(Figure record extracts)
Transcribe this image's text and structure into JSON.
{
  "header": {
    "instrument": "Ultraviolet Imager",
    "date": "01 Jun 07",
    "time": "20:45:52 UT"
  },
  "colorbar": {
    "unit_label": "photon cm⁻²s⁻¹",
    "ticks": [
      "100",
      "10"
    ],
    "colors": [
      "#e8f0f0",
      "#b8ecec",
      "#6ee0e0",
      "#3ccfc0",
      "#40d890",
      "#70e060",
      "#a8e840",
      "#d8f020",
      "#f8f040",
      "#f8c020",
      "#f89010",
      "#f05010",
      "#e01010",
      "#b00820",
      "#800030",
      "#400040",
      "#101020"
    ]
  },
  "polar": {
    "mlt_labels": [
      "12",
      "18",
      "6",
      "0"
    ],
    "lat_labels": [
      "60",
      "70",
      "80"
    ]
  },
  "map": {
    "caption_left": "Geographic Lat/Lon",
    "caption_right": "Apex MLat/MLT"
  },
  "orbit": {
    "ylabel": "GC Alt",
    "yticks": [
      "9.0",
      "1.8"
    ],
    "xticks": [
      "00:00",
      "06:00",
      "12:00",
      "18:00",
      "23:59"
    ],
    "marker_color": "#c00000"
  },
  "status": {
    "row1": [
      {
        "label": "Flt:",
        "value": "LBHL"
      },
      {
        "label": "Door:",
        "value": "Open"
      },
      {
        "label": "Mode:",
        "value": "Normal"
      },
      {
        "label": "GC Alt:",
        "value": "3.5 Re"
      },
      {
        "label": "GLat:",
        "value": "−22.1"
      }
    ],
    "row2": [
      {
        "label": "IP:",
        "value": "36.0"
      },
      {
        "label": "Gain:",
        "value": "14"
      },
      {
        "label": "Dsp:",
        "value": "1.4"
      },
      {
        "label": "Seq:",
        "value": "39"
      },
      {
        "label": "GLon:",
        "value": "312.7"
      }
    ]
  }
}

# Given exercise:
Select every line above that contains the word "value", and copy it.

# Response to the exercise:
        "value": "LBHL"
        "value": "Open"
        "value": "Normal"
        "value": "3.5 Re"
        "value": "−22.1"
        "value": "36.0"
        "value": "14"
        "value": "1.4"
        "value": "39"
        "value": "312.7"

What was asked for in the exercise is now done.